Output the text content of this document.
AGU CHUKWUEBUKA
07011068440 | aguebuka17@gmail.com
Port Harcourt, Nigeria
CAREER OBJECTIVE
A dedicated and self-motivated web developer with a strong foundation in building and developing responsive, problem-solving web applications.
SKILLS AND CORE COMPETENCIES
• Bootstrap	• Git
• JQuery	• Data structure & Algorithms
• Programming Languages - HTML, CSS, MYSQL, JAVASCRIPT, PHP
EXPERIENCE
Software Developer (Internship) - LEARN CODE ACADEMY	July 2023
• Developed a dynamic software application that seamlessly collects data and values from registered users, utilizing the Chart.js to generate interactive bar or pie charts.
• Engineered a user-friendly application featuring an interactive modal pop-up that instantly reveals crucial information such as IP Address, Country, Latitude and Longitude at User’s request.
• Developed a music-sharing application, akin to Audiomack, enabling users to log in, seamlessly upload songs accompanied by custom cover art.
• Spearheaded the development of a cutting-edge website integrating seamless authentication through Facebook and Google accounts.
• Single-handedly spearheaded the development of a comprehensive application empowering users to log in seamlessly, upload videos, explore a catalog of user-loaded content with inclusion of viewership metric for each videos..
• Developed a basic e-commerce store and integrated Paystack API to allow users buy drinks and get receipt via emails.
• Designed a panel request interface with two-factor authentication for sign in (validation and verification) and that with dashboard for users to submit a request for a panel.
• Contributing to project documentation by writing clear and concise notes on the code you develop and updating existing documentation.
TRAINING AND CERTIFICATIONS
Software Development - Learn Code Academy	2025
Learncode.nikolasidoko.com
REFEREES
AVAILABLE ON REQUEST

· · · · ·

Each record must be returned exactly as it is written.

Output the text content of this document.
AGU CHUKWUEBUKA
07011068440 | aguebuka17@gmail.com
Port Harcourt, Nigeria
CAREER OBJECTIVE
A dedicated and self-motivated web developer with a strong foundation in building and developing responsive, problem-solving web applications.
SKILLS AND CORE COMPETENCIES
• Bootstrap	• Git
• JQuery	• Data structure & Algorithms
• Programming Languages - HTML, CSS, MYSQL, JAVASCRIPT, PHP
EXPERIENCE
Software Developer (Internship) - LEARN CODE ACADEMY	July 2023
• Developed a dynamic software application that seamlessly collects data and values from registered users, utilizing the Chart.js to generate interactive bar or pie charts.
• Engineered a user-friendly application featuring an interactive modal pop-up that instantly reveals crucial information such as IP Address, Country, Latitude and Longitude at User’s request.
• Developed a music-sharing application, akin to Audiomack, enabling users to log in, seamlessly upload songs accompanied by custom cover art.
• Spearheaded the development of a cutting-edge website integrating seamless authentication through Facebook and Google accounts.
• Single-handedly spearheaded the development of a comprehensive application empowering users to log in seamlessly, upload videos, explore a catalog of user-loaded content with inclusion of viewership metric for each videos..
• Developed a basic e-commerce store and integrated Paystack API to allow users buy drinks and get receipt via emails.
• Designed a panel request interface with two-factor authentication for sign in (validation and verification) and that with dashboard for users to submit a request for a panel.
• Contributing to project documentation by writing clear and concise notes on the code you develop and updating existing documentation.
TRAINING AND CERTIFICATIONS
Software Development - Learn Code Academy	2025
Learncode.nikolasidoko.com
REFEREES
AVAILABLE ON REQUEST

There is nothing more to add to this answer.